→ **THE REQUEST**
Show all lines holding the string "screenshot".

===== TASK DATA

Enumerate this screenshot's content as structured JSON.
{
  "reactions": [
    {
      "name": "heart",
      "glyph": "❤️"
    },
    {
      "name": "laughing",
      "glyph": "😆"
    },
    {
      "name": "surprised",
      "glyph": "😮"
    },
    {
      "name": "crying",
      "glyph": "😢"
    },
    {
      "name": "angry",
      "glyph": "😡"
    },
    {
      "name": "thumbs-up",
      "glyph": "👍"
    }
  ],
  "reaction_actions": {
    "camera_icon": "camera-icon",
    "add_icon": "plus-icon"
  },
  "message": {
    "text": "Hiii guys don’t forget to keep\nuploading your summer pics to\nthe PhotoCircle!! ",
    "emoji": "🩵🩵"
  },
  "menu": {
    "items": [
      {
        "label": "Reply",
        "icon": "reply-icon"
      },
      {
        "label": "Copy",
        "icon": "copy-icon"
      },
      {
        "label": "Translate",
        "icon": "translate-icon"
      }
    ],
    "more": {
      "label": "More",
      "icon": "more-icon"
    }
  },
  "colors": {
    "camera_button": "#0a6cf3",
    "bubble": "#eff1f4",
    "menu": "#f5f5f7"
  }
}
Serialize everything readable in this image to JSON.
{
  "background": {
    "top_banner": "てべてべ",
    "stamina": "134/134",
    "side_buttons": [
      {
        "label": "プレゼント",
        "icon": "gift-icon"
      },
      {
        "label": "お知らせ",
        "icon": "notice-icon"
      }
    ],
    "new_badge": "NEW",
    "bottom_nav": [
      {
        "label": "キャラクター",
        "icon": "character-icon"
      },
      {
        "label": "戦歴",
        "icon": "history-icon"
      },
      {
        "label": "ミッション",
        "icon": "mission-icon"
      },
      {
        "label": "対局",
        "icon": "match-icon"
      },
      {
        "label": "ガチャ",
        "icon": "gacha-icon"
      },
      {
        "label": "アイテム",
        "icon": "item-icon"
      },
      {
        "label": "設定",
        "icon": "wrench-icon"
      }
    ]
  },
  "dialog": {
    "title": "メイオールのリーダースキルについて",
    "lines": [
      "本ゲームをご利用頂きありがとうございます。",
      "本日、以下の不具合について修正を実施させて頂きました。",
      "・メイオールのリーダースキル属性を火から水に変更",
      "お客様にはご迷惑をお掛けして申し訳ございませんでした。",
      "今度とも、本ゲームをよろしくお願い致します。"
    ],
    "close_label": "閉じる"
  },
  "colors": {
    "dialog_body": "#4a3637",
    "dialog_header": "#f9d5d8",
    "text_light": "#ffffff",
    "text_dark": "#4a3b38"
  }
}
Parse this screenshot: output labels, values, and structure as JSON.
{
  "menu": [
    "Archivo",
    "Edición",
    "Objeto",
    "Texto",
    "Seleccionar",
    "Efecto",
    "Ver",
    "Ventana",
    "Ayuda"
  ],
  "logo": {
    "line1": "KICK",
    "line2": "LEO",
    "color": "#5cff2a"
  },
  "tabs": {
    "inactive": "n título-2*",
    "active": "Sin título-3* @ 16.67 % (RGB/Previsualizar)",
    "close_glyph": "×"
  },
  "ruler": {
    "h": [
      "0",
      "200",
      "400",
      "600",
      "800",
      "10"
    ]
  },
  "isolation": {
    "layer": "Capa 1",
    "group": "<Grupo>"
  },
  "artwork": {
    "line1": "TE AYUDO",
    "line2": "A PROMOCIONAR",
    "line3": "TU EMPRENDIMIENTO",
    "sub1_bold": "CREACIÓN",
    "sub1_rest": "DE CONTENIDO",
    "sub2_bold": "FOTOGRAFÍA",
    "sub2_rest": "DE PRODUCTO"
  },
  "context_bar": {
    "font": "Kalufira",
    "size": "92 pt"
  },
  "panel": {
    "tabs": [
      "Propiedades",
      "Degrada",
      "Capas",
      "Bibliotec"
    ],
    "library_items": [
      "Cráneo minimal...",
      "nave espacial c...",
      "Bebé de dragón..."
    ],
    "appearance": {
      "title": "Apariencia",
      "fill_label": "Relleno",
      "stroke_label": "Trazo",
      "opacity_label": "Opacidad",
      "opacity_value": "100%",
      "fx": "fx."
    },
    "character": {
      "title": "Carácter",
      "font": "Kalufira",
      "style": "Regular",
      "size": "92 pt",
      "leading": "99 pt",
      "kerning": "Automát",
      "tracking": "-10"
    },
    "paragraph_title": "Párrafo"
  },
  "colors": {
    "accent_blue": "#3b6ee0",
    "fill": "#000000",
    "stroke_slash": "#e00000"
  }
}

==========

→ **PROBLEM SOLUTION**
Enumerate this screenshot's content as structured JSON.
Parse this screenshot: output labels, values, and structure as JSON.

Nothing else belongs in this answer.